→ **Extracted information**

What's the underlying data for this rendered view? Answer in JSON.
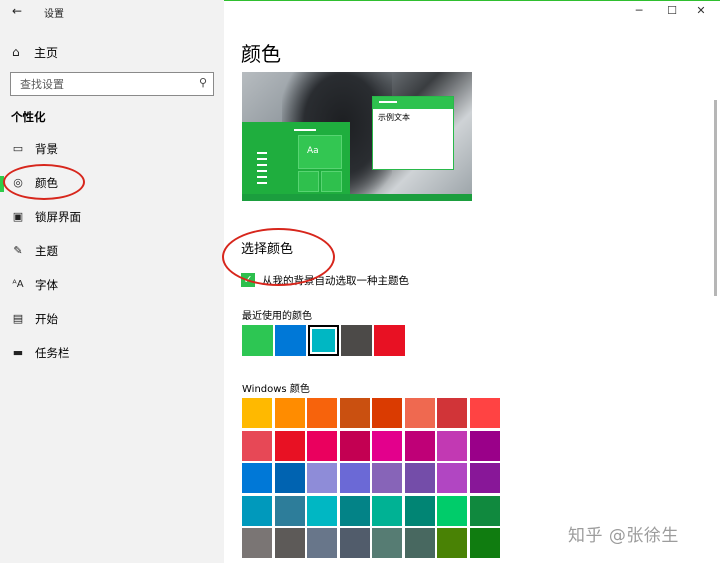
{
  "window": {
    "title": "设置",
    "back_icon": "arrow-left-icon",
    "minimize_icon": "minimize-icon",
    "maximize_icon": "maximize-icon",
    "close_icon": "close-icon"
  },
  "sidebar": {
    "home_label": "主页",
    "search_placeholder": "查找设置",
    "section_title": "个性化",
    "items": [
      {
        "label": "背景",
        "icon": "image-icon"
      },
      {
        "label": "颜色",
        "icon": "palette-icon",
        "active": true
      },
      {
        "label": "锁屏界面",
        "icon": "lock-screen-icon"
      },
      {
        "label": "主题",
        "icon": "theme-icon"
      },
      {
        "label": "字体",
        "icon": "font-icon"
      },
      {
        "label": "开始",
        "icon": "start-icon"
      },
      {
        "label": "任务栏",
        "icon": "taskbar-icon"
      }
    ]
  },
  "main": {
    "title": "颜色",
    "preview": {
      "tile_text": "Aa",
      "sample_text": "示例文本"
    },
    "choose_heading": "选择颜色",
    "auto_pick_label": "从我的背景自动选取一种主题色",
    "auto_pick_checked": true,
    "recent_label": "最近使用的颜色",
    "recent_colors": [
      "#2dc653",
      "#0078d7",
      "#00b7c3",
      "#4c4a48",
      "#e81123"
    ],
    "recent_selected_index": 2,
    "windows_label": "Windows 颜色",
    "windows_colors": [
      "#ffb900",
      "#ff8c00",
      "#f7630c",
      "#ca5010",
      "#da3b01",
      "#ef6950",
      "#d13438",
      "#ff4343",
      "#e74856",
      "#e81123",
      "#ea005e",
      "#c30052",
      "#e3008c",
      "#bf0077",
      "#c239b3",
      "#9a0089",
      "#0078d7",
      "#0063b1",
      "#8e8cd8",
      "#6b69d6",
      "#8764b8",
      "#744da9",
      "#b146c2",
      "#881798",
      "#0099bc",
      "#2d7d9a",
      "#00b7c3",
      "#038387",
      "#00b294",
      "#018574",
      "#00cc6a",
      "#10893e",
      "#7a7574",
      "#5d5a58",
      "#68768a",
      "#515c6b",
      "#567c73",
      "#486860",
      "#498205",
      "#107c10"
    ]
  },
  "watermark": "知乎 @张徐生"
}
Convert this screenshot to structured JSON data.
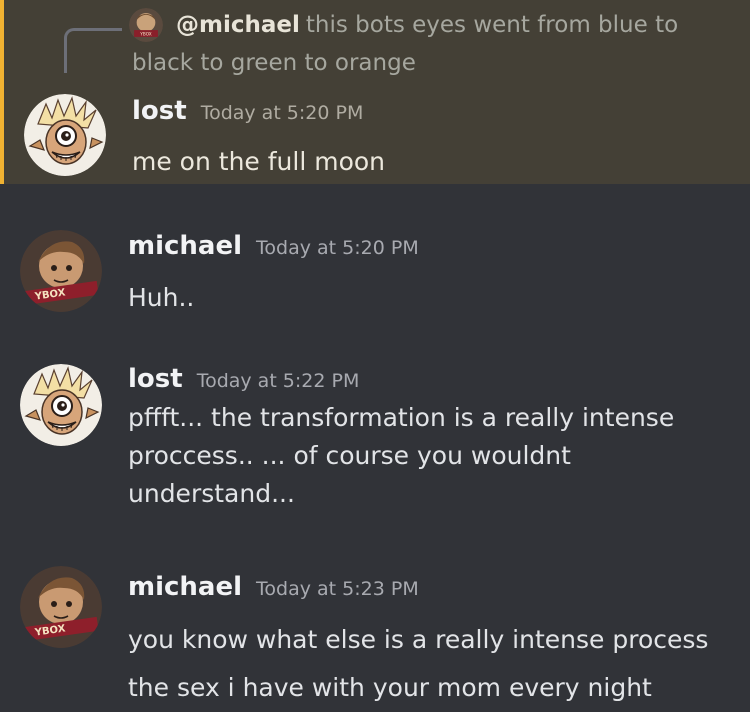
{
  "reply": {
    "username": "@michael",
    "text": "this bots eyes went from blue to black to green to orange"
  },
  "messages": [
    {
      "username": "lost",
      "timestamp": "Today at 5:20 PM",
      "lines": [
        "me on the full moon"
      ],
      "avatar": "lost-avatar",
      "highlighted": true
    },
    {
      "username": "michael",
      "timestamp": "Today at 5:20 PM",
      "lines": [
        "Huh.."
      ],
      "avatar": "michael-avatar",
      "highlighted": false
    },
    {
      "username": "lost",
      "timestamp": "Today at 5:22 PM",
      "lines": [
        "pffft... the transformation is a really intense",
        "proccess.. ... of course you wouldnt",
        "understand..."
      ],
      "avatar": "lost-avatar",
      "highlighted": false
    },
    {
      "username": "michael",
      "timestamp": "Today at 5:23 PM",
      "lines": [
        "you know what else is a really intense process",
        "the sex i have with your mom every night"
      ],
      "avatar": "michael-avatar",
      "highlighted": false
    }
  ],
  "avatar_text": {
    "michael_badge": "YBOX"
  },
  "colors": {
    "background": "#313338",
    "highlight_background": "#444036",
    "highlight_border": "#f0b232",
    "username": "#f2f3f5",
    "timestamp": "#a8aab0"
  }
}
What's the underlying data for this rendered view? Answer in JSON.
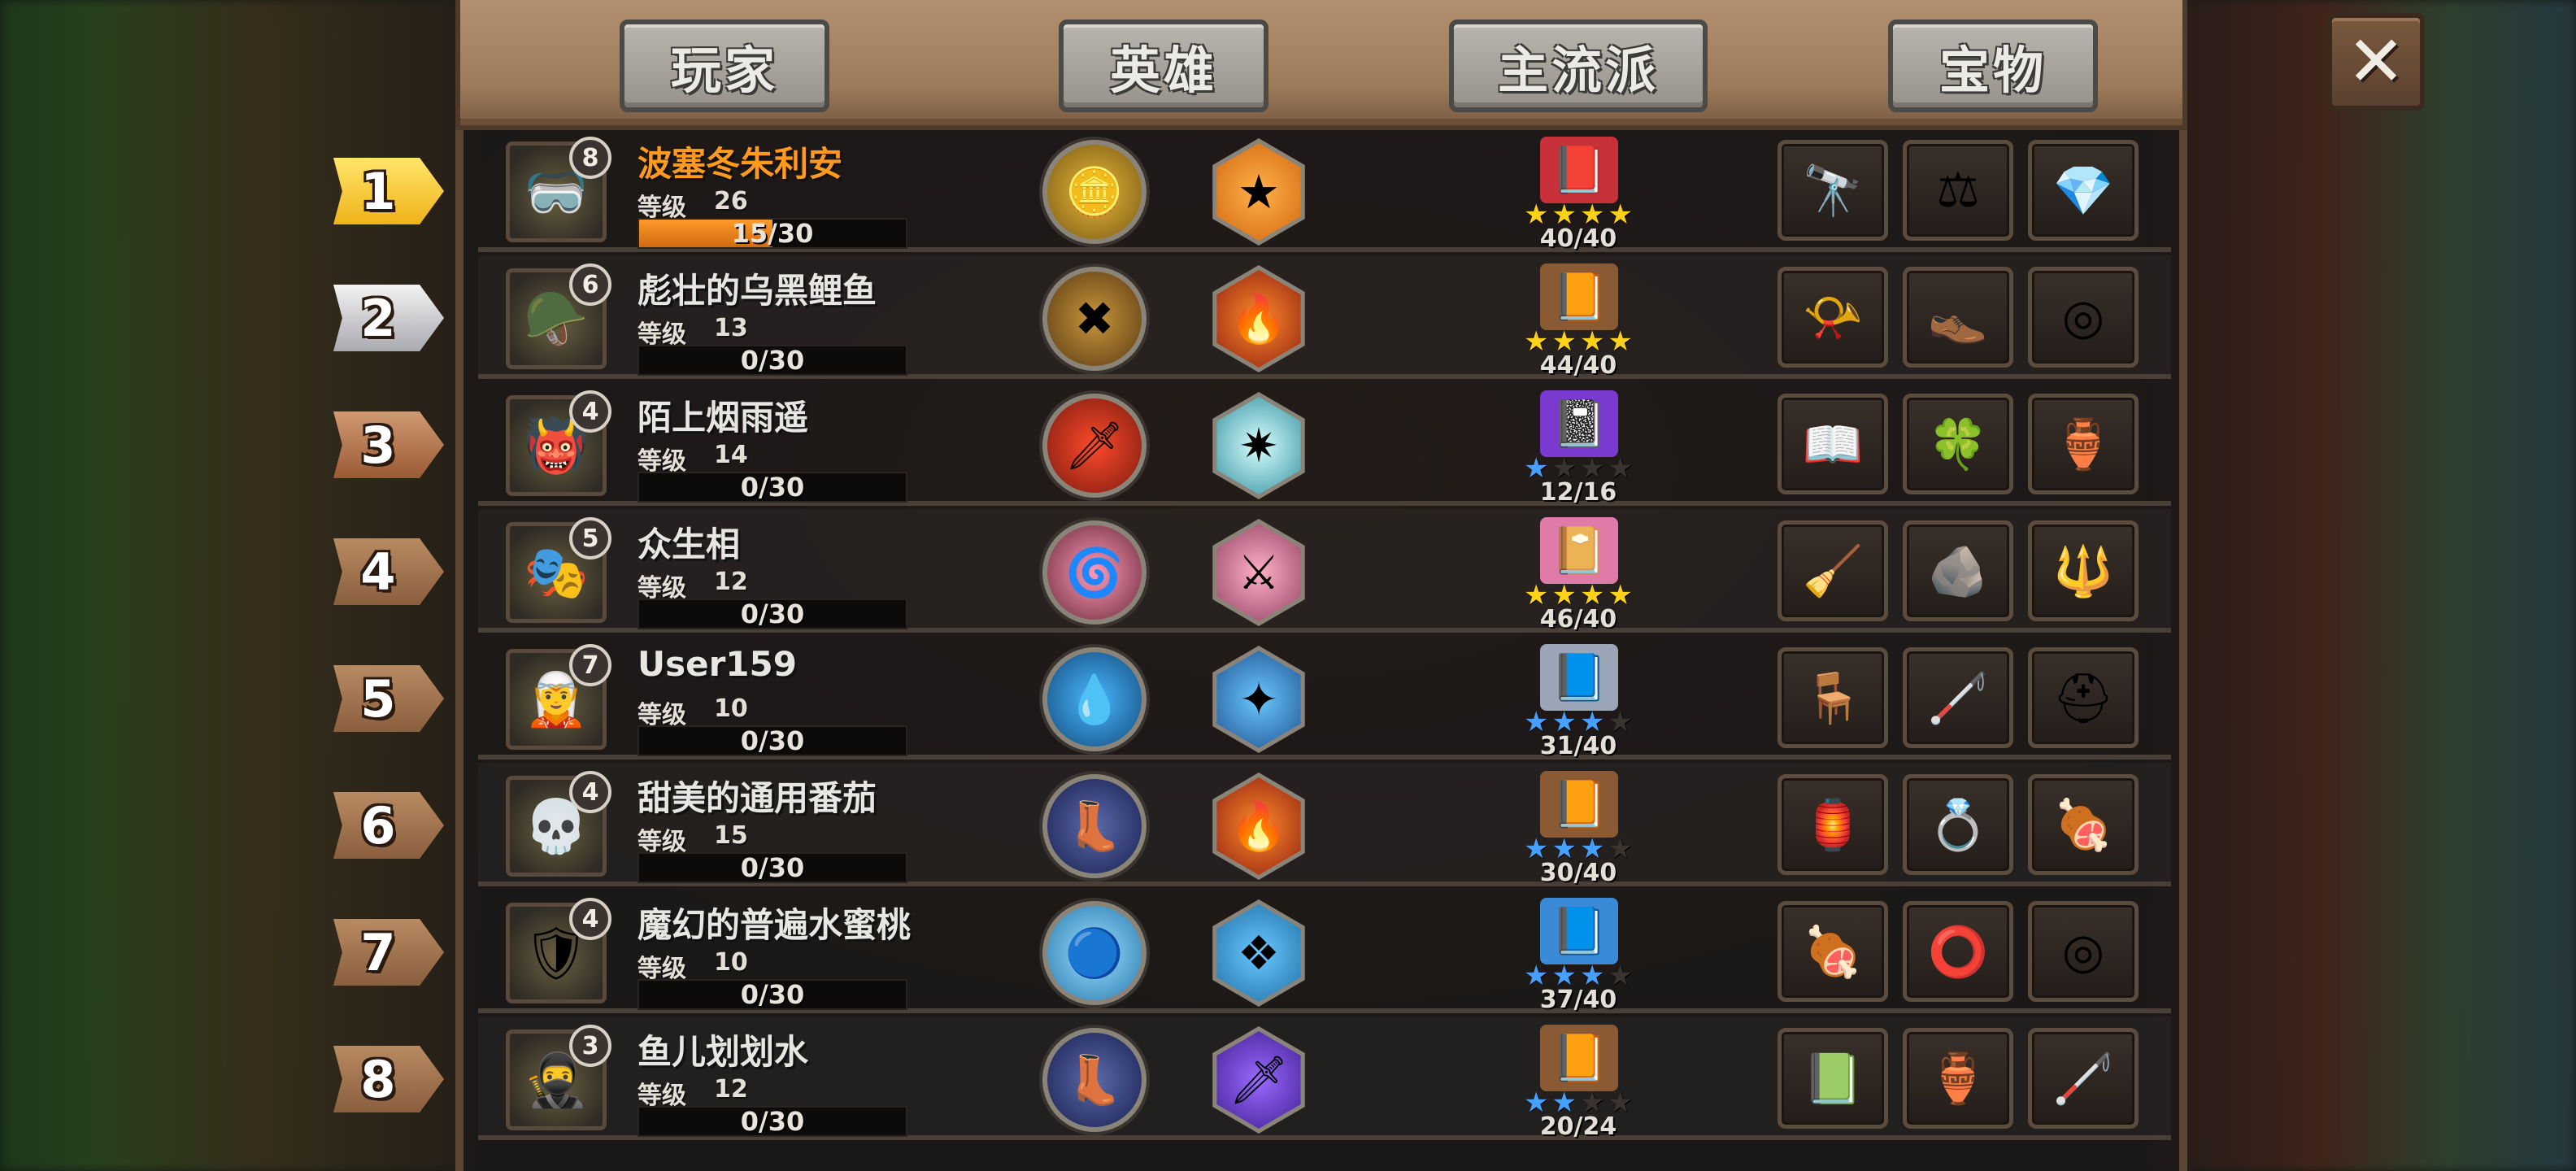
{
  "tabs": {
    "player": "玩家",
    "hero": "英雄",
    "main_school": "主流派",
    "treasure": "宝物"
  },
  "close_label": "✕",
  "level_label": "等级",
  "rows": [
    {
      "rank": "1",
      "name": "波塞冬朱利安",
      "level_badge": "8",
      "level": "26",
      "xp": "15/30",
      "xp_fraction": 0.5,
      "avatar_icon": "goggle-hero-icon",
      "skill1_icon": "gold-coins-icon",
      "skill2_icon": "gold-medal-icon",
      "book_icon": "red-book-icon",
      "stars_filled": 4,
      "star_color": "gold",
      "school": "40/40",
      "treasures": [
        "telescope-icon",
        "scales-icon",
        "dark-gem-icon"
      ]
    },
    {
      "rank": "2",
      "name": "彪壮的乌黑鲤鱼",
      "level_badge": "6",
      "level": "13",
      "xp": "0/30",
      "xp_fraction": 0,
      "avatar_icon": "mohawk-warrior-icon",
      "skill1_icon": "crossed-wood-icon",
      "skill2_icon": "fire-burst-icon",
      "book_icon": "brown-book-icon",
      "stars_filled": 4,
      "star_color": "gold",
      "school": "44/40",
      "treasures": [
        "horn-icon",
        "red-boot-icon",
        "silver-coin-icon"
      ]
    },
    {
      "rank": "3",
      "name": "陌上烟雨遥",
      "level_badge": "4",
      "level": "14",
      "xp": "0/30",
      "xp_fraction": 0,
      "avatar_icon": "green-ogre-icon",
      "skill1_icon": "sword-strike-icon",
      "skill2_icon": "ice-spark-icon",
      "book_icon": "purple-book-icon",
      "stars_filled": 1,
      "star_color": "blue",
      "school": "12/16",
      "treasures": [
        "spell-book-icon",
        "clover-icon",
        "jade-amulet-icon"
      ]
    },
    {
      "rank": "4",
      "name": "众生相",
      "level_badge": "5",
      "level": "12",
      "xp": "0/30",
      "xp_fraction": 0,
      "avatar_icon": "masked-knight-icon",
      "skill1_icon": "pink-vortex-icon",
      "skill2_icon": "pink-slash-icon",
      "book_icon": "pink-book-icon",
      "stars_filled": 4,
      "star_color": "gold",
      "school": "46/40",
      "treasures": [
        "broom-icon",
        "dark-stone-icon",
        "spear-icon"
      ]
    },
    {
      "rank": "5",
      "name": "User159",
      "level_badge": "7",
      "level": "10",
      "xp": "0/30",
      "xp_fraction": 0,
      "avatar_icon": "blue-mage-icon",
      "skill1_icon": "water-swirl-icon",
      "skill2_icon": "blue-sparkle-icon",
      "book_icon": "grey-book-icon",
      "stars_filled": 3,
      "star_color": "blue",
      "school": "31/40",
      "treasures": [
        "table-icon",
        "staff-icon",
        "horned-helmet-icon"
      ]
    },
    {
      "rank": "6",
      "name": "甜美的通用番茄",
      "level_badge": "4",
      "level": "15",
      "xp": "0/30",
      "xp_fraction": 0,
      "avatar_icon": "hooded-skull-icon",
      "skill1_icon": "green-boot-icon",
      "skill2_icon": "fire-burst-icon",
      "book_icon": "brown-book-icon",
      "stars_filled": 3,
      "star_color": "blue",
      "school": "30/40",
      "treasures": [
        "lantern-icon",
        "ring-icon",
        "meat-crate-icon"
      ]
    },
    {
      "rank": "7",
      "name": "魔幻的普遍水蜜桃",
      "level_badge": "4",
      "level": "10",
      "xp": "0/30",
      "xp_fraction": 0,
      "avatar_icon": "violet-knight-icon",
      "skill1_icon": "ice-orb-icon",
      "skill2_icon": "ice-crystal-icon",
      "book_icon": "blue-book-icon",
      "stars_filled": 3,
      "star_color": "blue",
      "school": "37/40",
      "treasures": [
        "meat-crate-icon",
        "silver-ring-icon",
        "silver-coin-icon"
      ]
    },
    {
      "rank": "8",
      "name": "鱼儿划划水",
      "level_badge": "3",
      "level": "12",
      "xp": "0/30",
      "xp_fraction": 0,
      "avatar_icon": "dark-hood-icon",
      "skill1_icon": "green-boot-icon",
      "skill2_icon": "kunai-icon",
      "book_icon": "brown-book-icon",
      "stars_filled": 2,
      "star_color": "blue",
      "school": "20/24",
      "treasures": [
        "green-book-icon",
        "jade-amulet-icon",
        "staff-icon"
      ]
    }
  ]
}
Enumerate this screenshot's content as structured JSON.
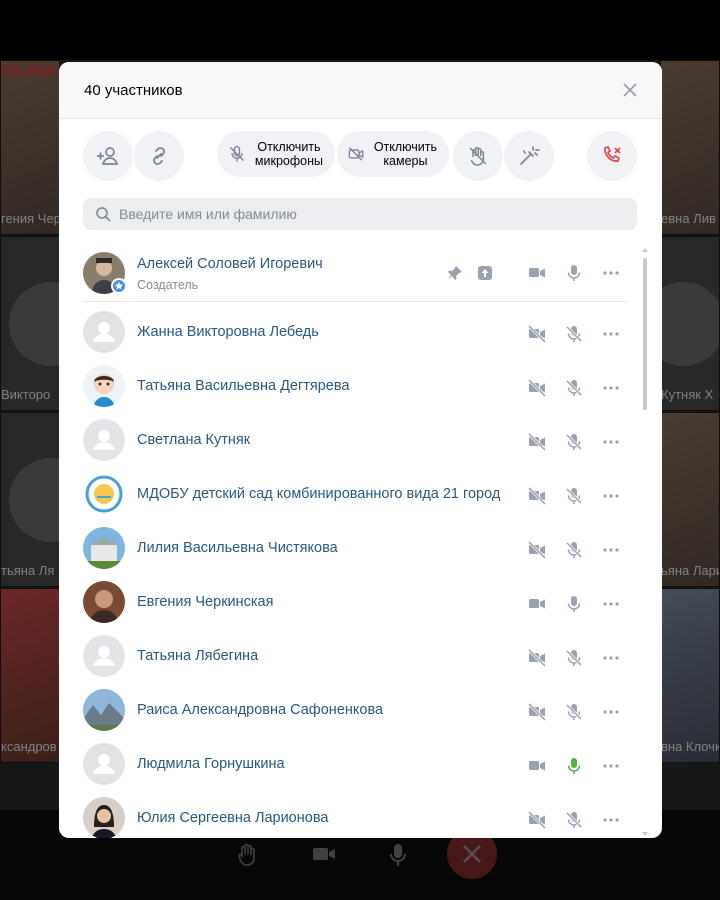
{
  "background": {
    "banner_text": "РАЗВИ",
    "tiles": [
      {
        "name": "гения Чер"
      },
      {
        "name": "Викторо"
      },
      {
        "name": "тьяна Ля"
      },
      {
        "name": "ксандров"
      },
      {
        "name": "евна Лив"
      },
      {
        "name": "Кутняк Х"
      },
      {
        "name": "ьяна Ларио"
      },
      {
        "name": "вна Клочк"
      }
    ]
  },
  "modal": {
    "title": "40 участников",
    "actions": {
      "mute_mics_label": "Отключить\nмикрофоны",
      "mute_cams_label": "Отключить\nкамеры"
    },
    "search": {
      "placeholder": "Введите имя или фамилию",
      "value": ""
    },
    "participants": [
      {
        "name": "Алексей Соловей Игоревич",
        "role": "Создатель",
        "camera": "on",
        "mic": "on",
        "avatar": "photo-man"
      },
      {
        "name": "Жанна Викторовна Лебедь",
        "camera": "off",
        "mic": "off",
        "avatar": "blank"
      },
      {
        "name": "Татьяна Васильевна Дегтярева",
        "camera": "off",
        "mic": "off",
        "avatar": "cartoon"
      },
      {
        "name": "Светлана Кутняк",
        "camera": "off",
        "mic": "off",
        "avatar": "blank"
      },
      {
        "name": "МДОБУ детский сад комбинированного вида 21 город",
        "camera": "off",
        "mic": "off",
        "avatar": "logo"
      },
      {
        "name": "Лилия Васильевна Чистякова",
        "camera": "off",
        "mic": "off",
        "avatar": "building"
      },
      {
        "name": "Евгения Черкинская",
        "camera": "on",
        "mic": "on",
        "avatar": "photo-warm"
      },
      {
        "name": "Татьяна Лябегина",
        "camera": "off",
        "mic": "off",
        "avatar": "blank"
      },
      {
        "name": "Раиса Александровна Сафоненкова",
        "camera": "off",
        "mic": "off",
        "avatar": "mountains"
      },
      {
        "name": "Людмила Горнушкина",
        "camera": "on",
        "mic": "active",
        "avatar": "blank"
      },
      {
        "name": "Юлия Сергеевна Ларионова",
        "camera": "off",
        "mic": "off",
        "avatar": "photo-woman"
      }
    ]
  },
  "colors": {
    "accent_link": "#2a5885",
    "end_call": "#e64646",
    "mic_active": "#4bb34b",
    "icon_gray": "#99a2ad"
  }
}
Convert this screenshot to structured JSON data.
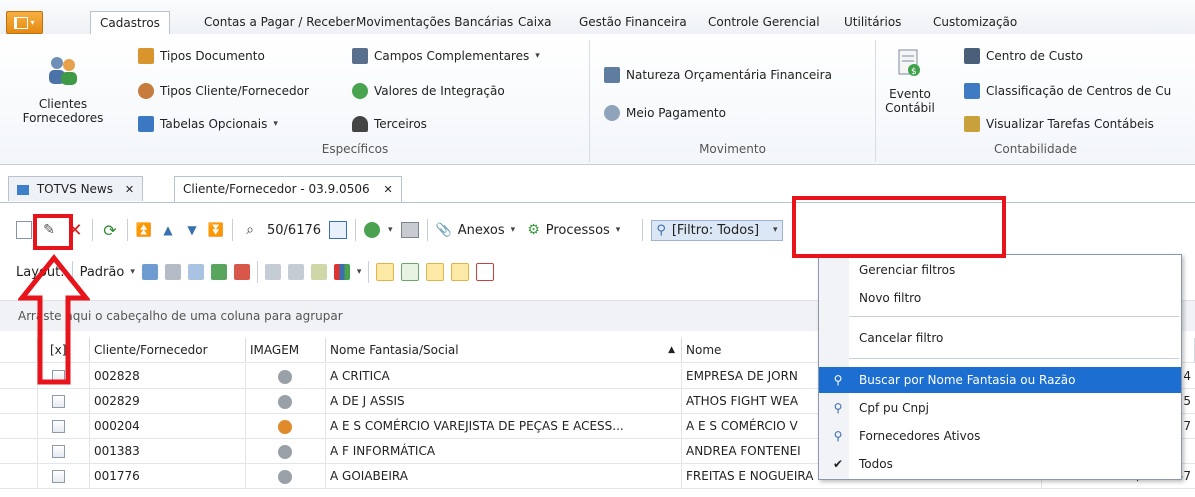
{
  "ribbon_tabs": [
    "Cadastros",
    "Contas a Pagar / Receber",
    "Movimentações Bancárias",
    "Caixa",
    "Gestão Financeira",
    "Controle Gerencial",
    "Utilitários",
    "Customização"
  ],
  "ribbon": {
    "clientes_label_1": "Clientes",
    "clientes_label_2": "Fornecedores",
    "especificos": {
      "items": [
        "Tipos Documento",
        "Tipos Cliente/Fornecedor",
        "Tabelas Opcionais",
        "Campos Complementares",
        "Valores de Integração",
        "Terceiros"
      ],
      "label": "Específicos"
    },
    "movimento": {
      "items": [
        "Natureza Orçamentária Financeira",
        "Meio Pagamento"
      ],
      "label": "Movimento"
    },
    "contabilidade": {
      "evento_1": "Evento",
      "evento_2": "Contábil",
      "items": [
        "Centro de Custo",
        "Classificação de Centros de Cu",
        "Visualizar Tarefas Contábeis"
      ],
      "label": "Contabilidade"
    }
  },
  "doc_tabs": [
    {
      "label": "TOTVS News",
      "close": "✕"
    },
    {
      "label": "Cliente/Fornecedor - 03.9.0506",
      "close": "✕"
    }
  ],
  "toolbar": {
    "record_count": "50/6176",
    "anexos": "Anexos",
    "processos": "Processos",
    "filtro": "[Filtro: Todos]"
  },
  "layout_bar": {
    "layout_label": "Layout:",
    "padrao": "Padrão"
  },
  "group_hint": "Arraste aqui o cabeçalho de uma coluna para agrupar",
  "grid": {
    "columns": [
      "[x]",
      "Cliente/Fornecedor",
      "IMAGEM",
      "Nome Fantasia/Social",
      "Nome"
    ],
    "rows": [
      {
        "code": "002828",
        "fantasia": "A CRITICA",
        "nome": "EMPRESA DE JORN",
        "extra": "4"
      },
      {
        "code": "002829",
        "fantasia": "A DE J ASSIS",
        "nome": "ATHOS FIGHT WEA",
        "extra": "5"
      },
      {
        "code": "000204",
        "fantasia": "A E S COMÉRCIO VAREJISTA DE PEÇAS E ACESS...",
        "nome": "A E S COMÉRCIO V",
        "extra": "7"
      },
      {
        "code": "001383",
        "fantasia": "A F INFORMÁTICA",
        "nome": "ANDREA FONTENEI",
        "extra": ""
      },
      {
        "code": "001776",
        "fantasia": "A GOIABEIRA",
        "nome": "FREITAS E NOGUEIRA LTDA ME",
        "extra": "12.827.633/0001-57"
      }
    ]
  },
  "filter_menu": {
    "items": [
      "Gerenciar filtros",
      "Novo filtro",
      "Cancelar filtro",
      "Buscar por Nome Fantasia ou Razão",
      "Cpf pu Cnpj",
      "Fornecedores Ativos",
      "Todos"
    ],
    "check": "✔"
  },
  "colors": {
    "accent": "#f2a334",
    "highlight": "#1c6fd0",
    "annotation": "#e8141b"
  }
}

→ **Objective**
Lines containing the string "code" are to be selected and copied.

→ **Exercise answer**
        "code": "002828",
        "code": "002829",
        "code": "000204",
        "code": "001383",
        "code": "001776",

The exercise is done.